• _DATA EXTRACT_:
───

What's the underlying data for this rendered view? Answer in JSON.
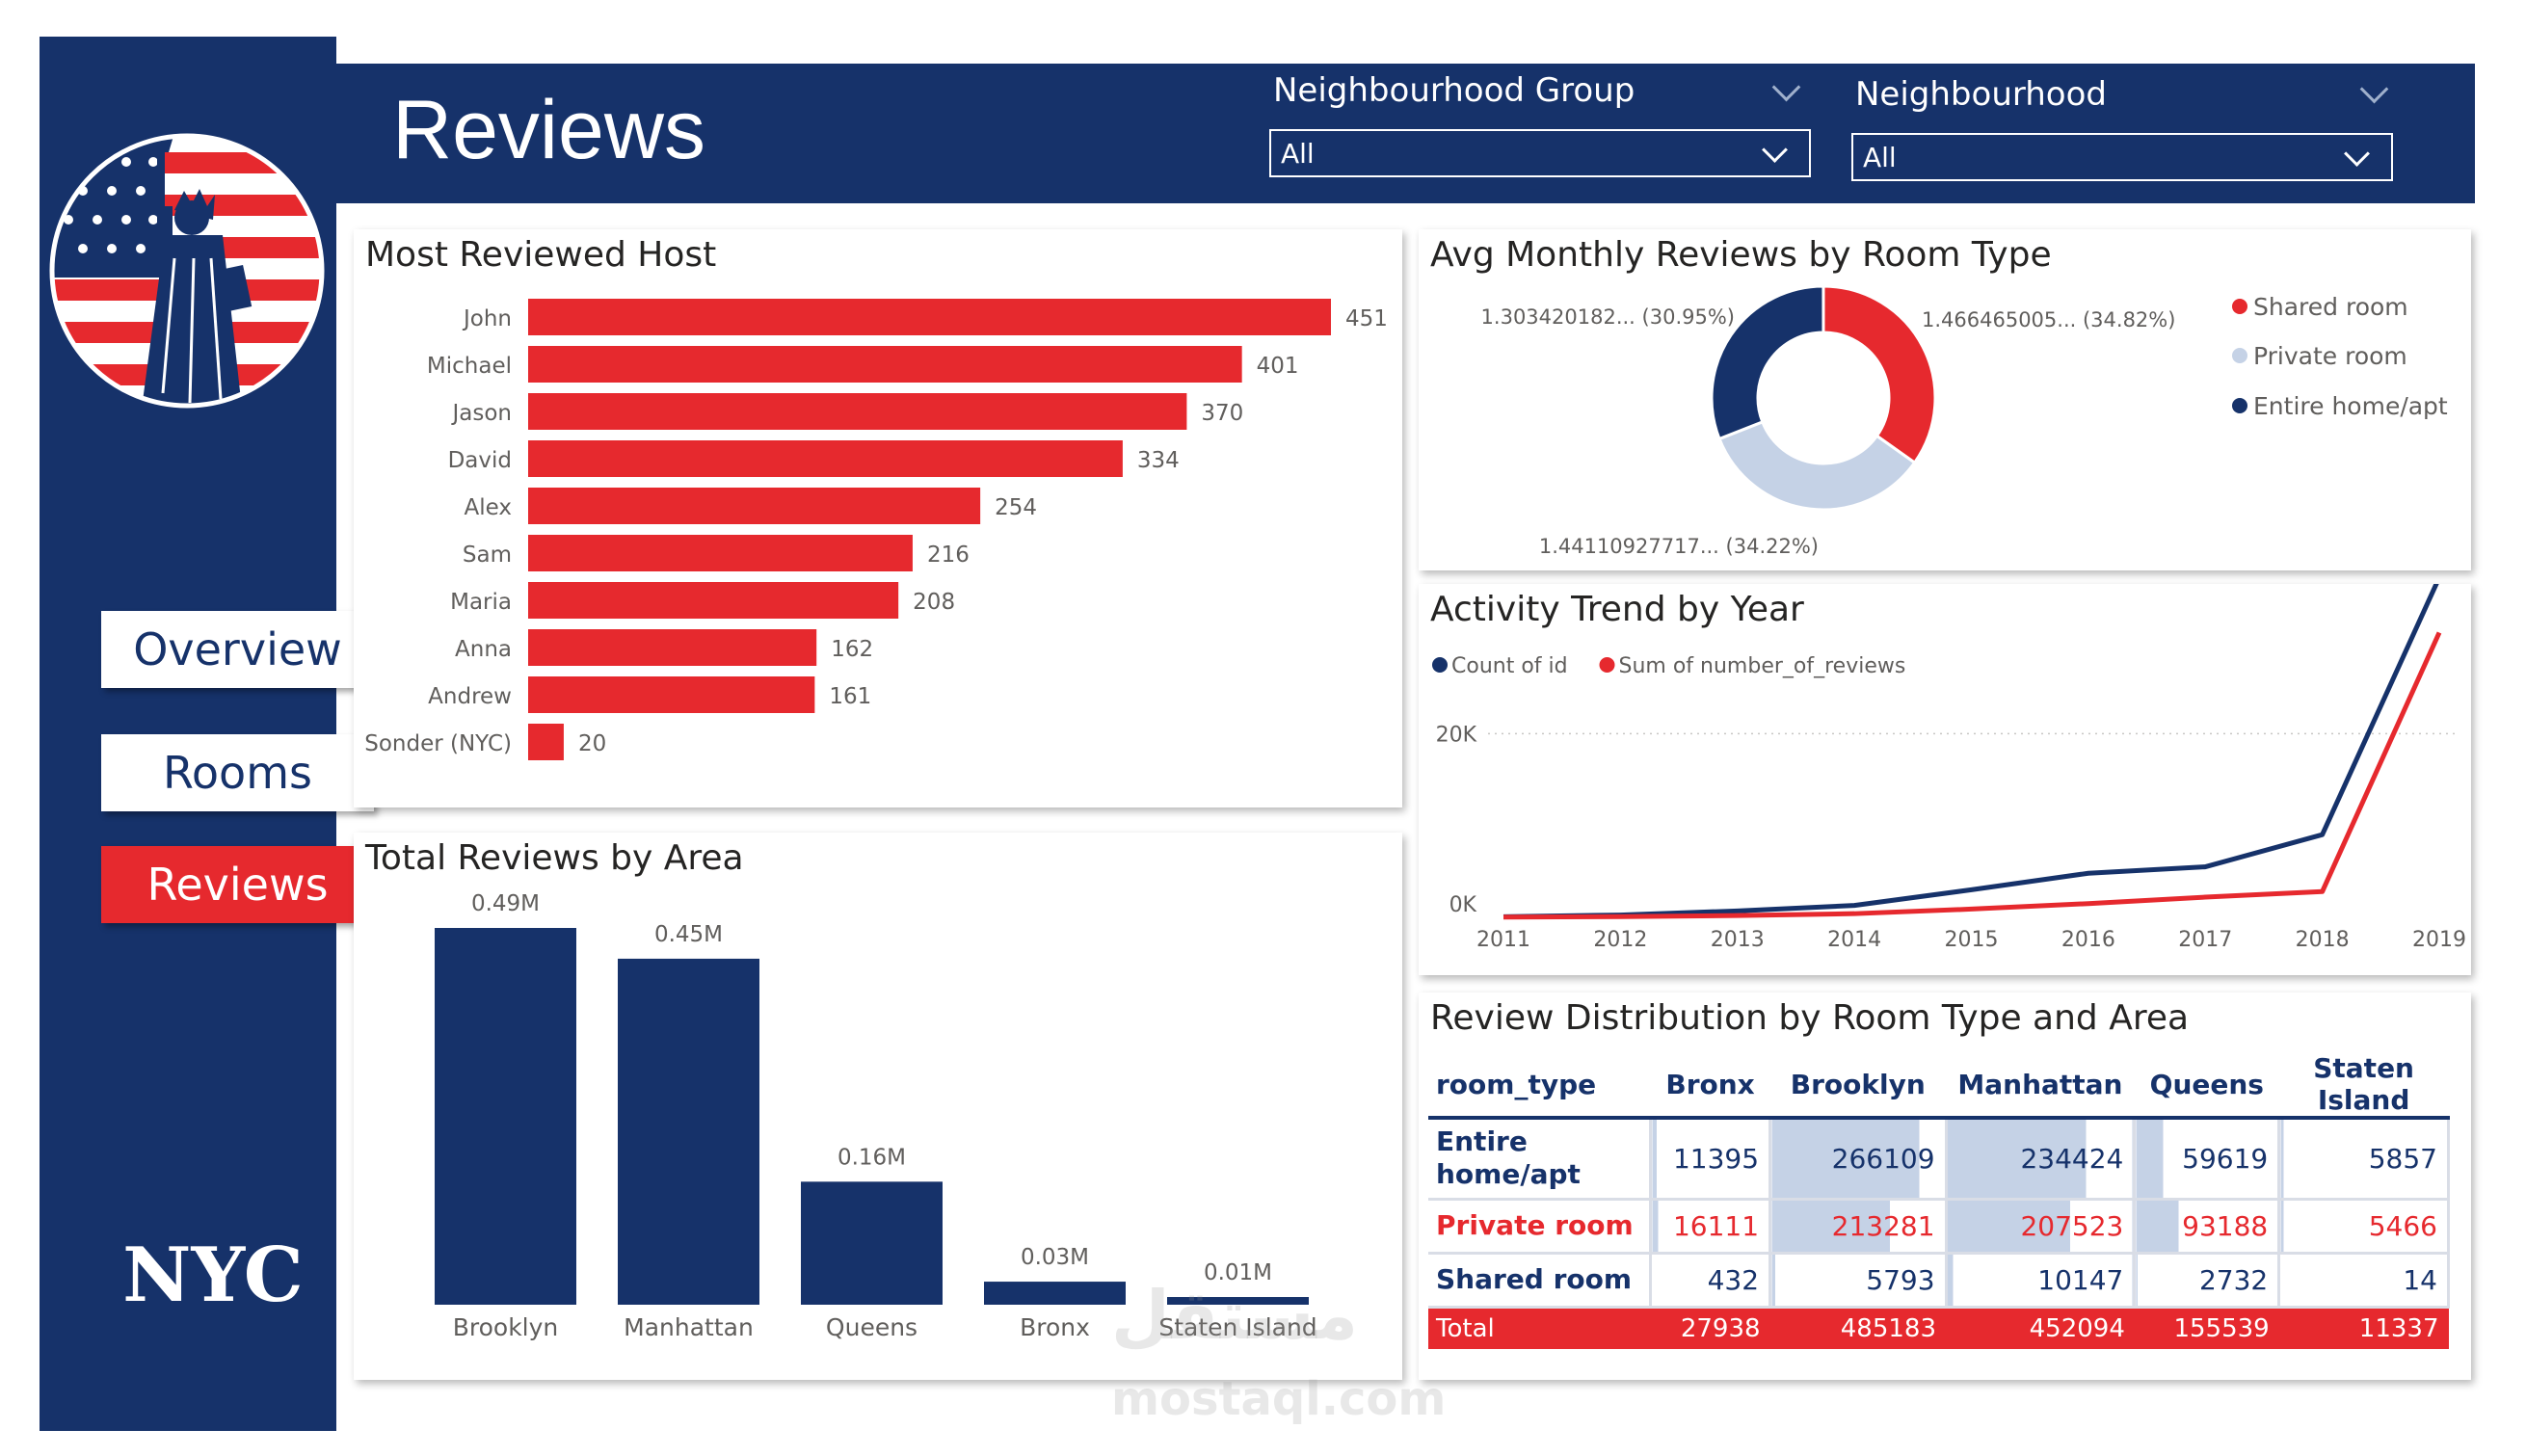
{
  "sidebar": {
    "nav": [
      {
        "label": "Overview"
      },
      {
        "label": "Rooms"
      },
      {
        "label": "Reviews",
        "active": true
      }
    ],
    "brand": "NYC"
  },
  "header": {
    "title": "Reviews",
    "slicers": [
      {
        "label": "Neighbourhood Group",
        "value": "All"
      },
      {
        "label": "Neighbourhood",
        "value": "All"
      }
    ]
  },
  "colors": {
    "navy": "#16326a",
    "red": "#e6292e",
    "light_blue": "#c5d2e6"
  },
  "watermark": {
    "text": "mostaql.com"
  },
  "charts": {
    "most_reviewed_host": {
      "title": "Most Reviewed Host",
      "chart_data": {
        "type": "bar",
        "orientation": "horizontal",
        "categories": [
          "John",
          "Michael",
          "Jason",
          "David",
          "Alex",
          "Sam",
          "Maria",
          "Anna",
          "Andrew",
          "Sonder (NYC)"
        ],
        "values": [
          451,
          401,
          370,
          334,
          254,
          216,
          208,
          162,
          161,
          20
        ],
        "color": "#e6292e"
      }
    },
    "avg_monthly_reviews": {
      "title": "Avg Monthly Reviews by Room Type",
      "chart_data": {
        "type": "pie",
        "donut": true,
        "slices": [
          {
            "name": "Shared room",
            "label": "1.466465005... (34.82%)",
            "percent": 34.82,
            "color": "#e6292e"
          },
          {
            "name": "Private room",
            "label": "1.44110927717... (34.22%)",
            "percent": 34.22,
            "color": "#c5d2e6"
          },
          {
            "name": "Entire home/apt",
            "label": "1.303420182... (30.95%)",
            "percent": 30.95,
            "color": "#16326a"
          }
        ],
        "legend": "right"
      }
    },
    "activity_trend": {
      "title": "Activity Trend by Year",
      "chart_data": {
        "type": "line",
        "x": [
          "2011",
          "2012",
          "2013",
          "2014",
          "2015",
          "2016",
          "2017",
          "2018",
          "2019"
        ],
        "ylim": [
          0,
          30000
        ],
        "yticks": [
          "0K",
          "20K"
        ],
        "series": [
          {
            "name": "Count of id",
            "color": "#16326a",
            "values": [
              70,
              250,
              700,
              1300,
              3000,
              4800,
              5500,
              9000,
              37000
            ]
          },
          {
            "name": "Sum of number_of_reviews",
            "color": "#e6292e",
            "values": [
              30,
              80,
              200,
              400,
              900,
              1500,
              2200,
              2800,
              31000
            ]
          }
        ],
        "legend": "top-left"
      }
    },
    "total_reviews_by_area": {
      "title": "Total Reviews by Area",
      "chart_data": {
        "type": "bar",
        "categories": [
          "Brooklyn",
          "Manhattan",
          "Queens",
          "Bronx",
          "Staten Island"
        ],
        "values": [
          0.49,
          0.45,
          0.16,
          0.03,
          0.01
        ],
        "labels": [
          "0.49M",
          "0.45M",
          "0.16M",
          "0.03M",
          "0.01M"
        ],
        "unit": "M",
        "color": "#16326a"
      }
    }
  },
  "matrix": {
    "title": "Review Distribution by Room Type and Area",
    "columns": [
      "room_type",
      "Bronx",
      "Brooklyn",
      "Manhattan",
      "Queens",
      "Staten Island"
    ],
    "rows": [
      {
        "label": "Entire home/apt",
        "values": [
          "11395",
          "266109",
          "234424",
          "59619",
          "5857"
        ]
      },
      {
        "label": "Private room",
        "values": [
          "16111",
          "213281",
          "207523",
          "93188",
          "5466"
        ]
      },
      {
        "label": "Shared room",
        "values": [
          "432",
          "5793",
          "10147",
          "2732",
          "14"
        ]
      }
    ],
    "total": {
      "label": "Total",
      "values": [
        "27938",
        "485183",
        "452094",
        "155539",
        "11337"
      ]
    }
  }
}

───

• _REQUIREMENT_: Each line of the data should be quoted exactly, with pictures left out.

• _FINISHED EXERCISE_:
What's the underlying data for this rendered view? Answer in JSON.
{
  "sidebar": {
    "nav": [
      {
        "label": "Overview"
      },
      {
        "label": "Rooms"
      },
      {
        "label": "Reviews",
        "active": true
      }
    ],
    "brand": "NYC"
  },
  "header": {
    "title": "Reviews",
    "slicers": [
      {
        "label": "Neighbourhood Group",
        "value": "All"
      },
      {
        "label": "Neighbourhood",
        "value": "All"
      }
    ]
  },
  "colors": {
    "navy": "#16326a",
    "red": "#e6292e",
    "light_blue": "#c5d2e6"
  },
  "watermark": {
    "text": "mostaql.com"
  },
  "charts": {
    "most_reviewed_host": {
      "title": "Most Reviewed Host",
      "chart_data": {
        "type": "bar",
        "orientation": "horizontal",
        "categories": [
          "John",
          "Michael",
          "Jason",
          "David",
          "Alex",
          "Sam",
          "Maria",
          "Anna",
          "Andrew",
          "Sonder (NYC)"
        ],
        "values": [
          451,
          401,
          370,
          334,
          254,
          216,
          208,
          162,
          161,
          20
        ],
        "color": "#e6292e"
      }
    },
    "avg_monthly_reviews": {
      "title": "Avg Monthly Reviews by Room Type",
      "chart_data": {
        "type": "pie",
        "donut": true,
        "slices": [
          {
            "name": "Shared room",
            "label": "1.466465005... (34.82%)",
            "percent": 34.82,
            "color": "#e6292e"
          },
          {
            "name": "Private room",
            "label": "1.44110927717... (34.22%)",
            "percent": 34.22,
            "color": "#c5d2e6"
          },
          {
            "name": "Entire home/apt",
            "label": "1.303420182... (30.95%)",
            "percent": 30.95,
            "color": "#16326a"
          }
        ],
        "legend": "right"
      }
    },
    "activity_trend": {
      "title": "Activity Trend by Year",
      "chart_data": {
        "type": "line",
        "x": [
          "2011",
          "2012",
          "2013",
          "2014",
          "2015",
          "2016",
          "2017",
          "2018",
          "2019"
        ],
        "ylim": [
          0,
          30000
        ],
        "yticks": [
          "0K",
          "20K"
        ],
        "series": [
          {
            "name": "Count of id",
            "color": "#16326a",
            "values": [
              70,
              250,
              700,
              1300,
              3000,
              4800,
              5500,
              9000,
              37000
            ]
          },
          {
            "name": "Sum of number_of_reviews",
            "color": "#e6292e",
            "values": [
              30,
              80,
              200,
              400,
              900,
              1500,
              2200,
              2800,
              31000
            ]
          }
        ],
        "legend": "top-left"
      }
    },
    "total_reviews_by_area": {
      "title": "Total Reviews by Area",
      "chart_data": {
        "type": "bar",
        "categories": [
          "Brooklyn",
          "Manhattan",
          "Queens",
          "Bronx",
          "Staten Island"
        ],
        "values": [
          0.49,
          0.45,
          0.16,
          0.03,
          0.01
        ],
        "labels": [
          "0.49M",
          "0.45M",
          "0.16M",
          "0.03M",
          "0.01M"
        ],
        "unit": "M",
        "color": "#16326a"
      }
    }
  },
  "matrix": {
    "title": "Review Distribution by Room Type and Area",
    "columns": [
      "room_type",
      "Bronx",
      "Brooklyn",
      "Manhattan",
      "Queens",
      "Staten Island"
    ],
    "rows": [
      {
        "label": "Entire home/apt",
        "values": [
          "11395",
          "266109",
          "234424",
          "59619",
          "5857"
        ]
      },
      {
        "label": "Private room",
        "values": [
          "16111",
          "213281",
          "207523",
          "93188",
          "5466"
        ]
      },
      {
        "label": "Shared room",
        "values": [
          "432",
          "5793",
          "10147",
          "2732",
          "14"
        ]
      }
    ],
    "total": {
      "label": "Total",
      "values": [
        "27938",
        "485183",
        "452094",
        "155539",
        "11337"
      ]
    }
  }
}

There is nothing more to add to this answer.